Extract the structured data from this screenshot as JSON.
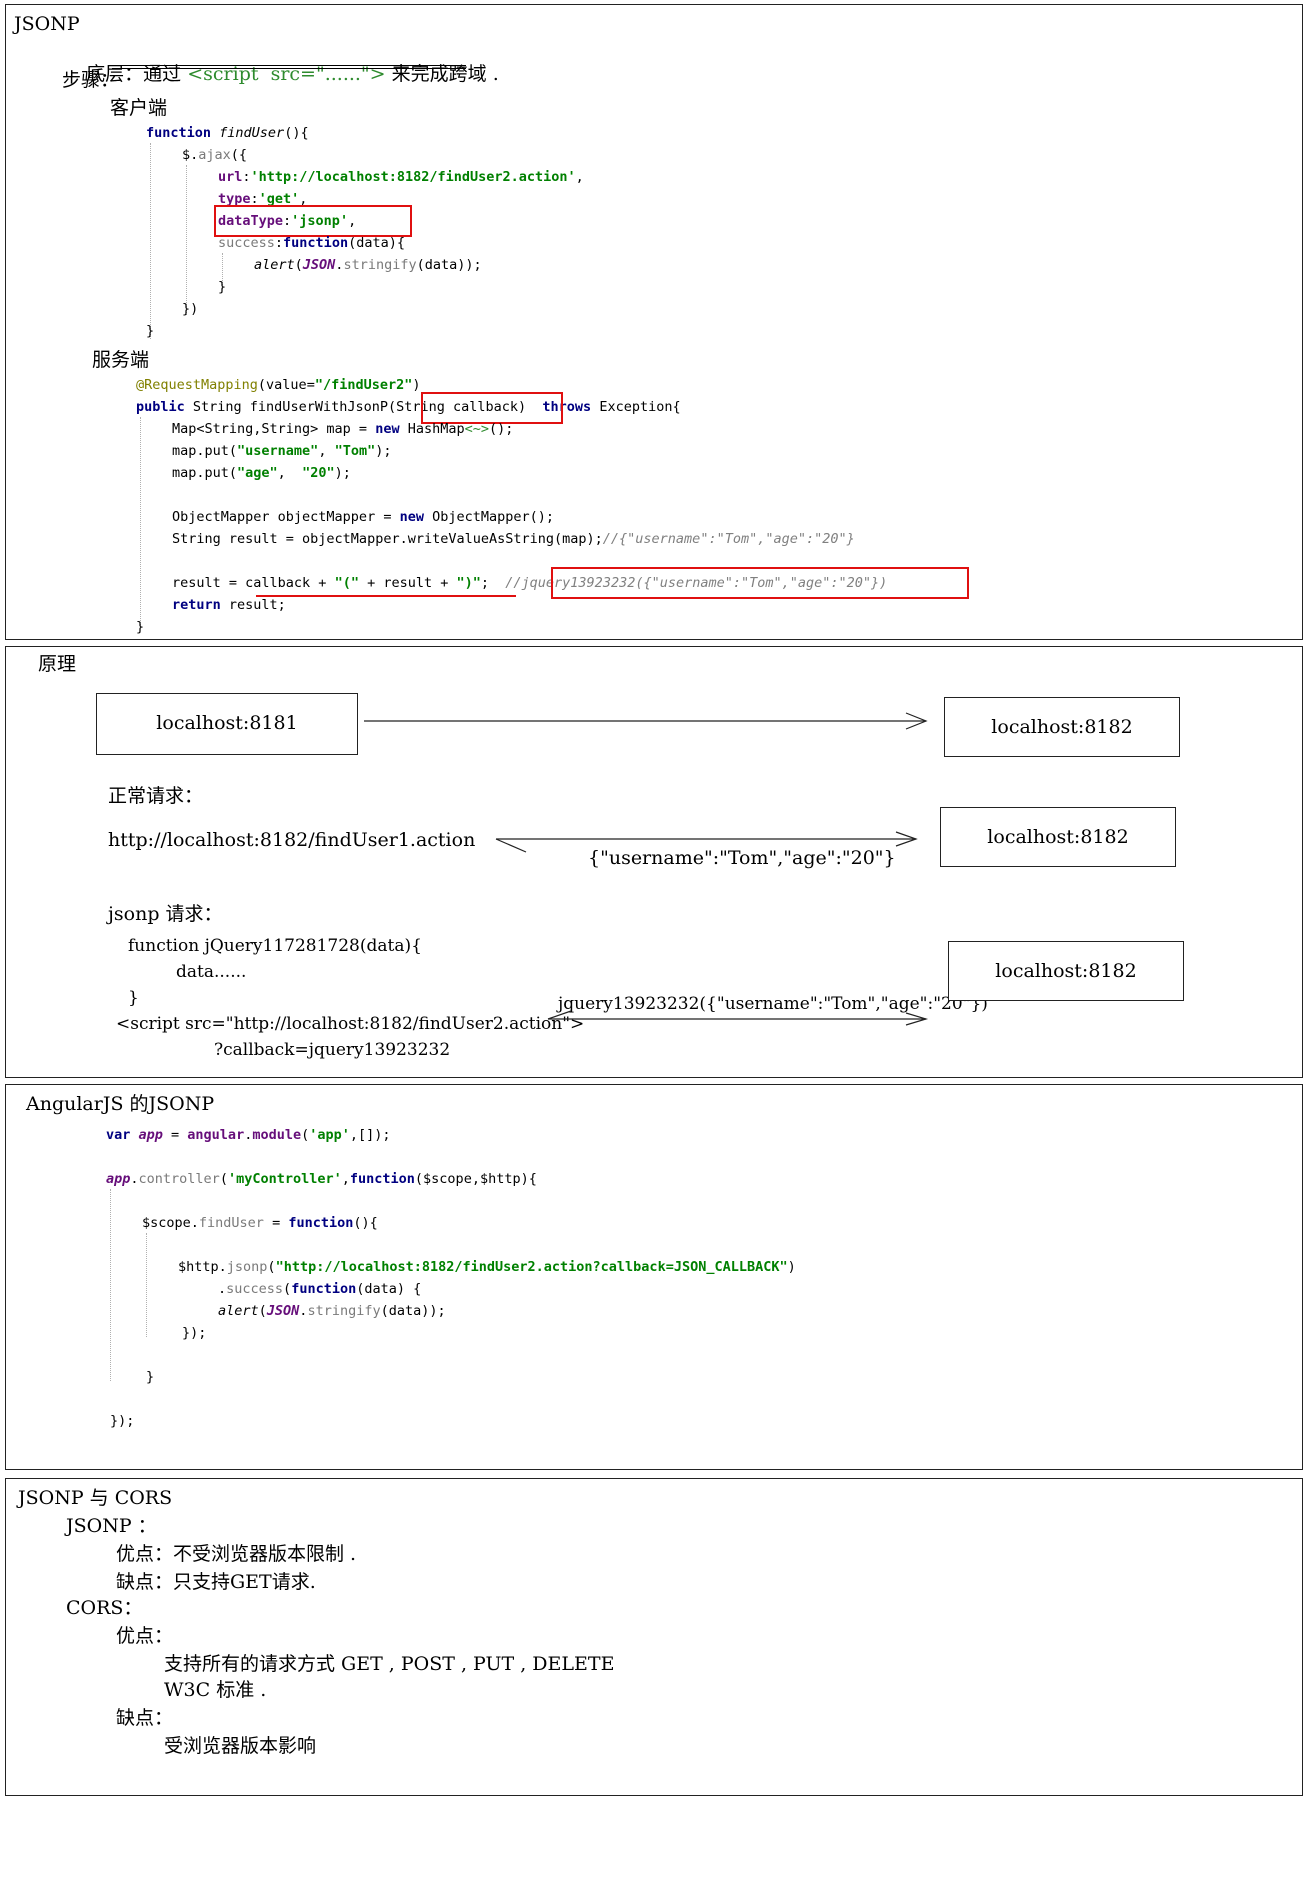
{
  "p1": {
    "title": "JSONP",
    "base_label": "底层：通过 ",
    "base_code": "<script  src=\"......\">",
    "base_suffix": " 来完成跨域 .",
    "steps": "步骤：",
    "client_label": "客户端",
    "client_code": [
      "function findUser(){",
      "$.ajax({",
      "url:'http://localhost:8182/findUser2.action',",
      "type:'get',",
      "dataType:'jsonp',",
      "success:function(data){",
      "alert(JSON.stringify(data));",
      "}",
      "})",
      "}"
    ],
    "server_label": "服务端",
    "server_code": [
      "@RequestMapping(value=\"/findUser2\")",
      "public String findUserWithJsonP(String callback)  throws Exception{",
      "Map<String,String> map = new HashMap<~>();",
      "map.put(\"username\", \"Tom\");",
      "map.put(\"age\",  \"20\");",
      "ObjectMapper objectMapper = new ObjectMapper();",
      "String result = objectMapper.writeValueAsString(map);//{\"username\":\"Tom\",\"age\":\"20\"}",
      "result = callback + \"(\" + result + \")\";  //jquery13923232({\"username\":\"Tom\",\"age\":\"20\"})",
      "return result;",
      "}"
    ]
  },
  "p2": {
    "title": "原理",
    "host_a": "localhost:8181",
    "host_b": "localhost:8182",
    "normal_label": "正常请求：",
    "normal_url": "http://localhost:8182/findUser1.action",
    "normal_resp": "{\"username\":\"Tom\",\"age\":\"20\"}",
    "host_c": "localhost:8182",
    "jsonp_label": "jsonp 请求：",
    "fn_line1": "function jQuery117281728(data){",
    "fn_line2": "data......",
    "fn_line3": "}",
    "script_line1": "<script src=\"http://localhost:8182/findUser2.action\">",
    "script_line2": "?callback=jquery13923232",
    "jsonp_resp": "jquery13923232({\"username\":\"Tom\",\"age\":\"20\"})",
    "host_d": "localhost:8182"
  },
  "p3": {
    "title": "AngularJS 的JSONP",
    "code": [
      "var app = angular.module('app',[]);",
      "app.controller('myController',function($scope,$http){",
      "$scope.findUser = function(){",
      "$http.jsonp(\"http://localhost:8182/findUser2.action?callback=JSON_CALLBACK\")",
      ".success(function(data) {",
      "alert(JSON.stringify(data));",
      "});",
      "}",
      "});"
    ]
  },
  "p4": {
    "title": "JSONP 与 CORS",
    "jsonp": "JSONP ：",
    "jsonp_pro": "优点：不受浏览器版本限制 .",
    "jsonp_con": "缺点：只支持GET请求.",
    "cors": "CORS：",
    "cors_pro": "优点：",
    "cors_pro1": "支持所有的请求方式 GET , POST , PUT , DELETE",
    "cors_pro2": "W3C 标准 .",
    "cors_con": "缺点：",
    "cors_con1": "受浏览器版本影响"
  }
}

WORK INSTRUCTIONS: Reproduce every entry exactly, but omit each picture.

WRITTEN ANSWER:
Extract the structured data from this screenshot as JSON.
{
  "p1": {
    "title": "JSONP",
    "base_label": "底层：通过 ",
    "base_code": "<script  src=\"......\">",
    "base_suffix": " 来完成跨域 .",
    "steps": "步骤：",
    "client_label": "客户端",
    "client_code": [
      "function findUser(){",
      "$.ajax({",
      "url:'http://localhost:8182/findUser2.action',",
      "type:'get',",
      "dataType:'jsonp',",
      "success:function(data){",
      "alert(JSON.stringify(data));",
      "}",
      "})",
      "}"
    ],
    "server_label": "服务端",
    "server_code": [
      "@RequestMapping(value=\"/findUser2\")",
      "public String findUserWithJsonP(String callback)  throws Exception{",
      "Map<String,String> map = new HashMap<~>();",
      "map.put(\"username\", \"Tom\");",
      "map.put(\"age\",  \"20\");",
      "ObjectMapper objectMapper = new ObjectMapper();",
      "String result = objectMapper.writeValueAsString(map);//{\"username\":\"Tom\",\"age\":\"20\"}",
      "result = callback + \"(\" + result + \")\";  //jquery13923232({\"username\":\"Tom\",\"age\":\"20\"})",
      "return result;",
      "}"
    ]
  },
  "p2": {
    "title": "原理",
    "host_a": "localhost:8181",
    "host_b": "localhost:8182",
    "normal_label": "正常请求：",
    "normal_url": "http://localhost:8182/findUser1.action",
    "normal_resp": "{\"username\":\"Tom\",\"age\":\"20\"}",
    "host_c": "localhost:8182",
    "jsonp_label": "jsonp 请求：",
    "fn_line1": "function jQuery117281728(data){",
    "fn_line2": "data......",
    "fn_line3": "}",
    "script_line1": "<script src=\"http://localhost:8182/findUser2.action\">",
    "script_line2": "?callback=jquery13923232",
    "jsonp_resp": "jquery13923232({\"username\":\"Tom\",\"age\":\"20\"})",
    "host_d": "localhost:8182"
  },
  "p3": {
    "title": "AngularJS 的JSONP",
    "code": [
      "var app = angular.module('app',[]);",
      "app.controller('myController',function($scope,$http){",
      "$scope.findUser = function(){",
      "$http.jsonp(\"http://localhost:8182/findUser2.action?callback=JSON_CALLBACK\")",
      ".success(function(data) {",
      "alert(JSON.stringify(data));",
      "});",
      "}",
      "});"
    ]
  },
  "p4": {
    "title": "JSONP 与 CORS",
    "jsonp": "JSONP ：",
    "jsonp_pro": "优点：不受浏览器版本限制 .",
    "jsonp_con": "缺点：只支持GET请求.",
    "cors": "CORS：",
    "cors_pro": "优点：",
    "cors_pro1": "支持所有的请求方式 GET , POST , PUT , DELETE",
    "cors_pro2": "W3C 标准 .",
    "cors_con": "缺点：",
    "cors_con1": "受浏览器版本影响"
  }
}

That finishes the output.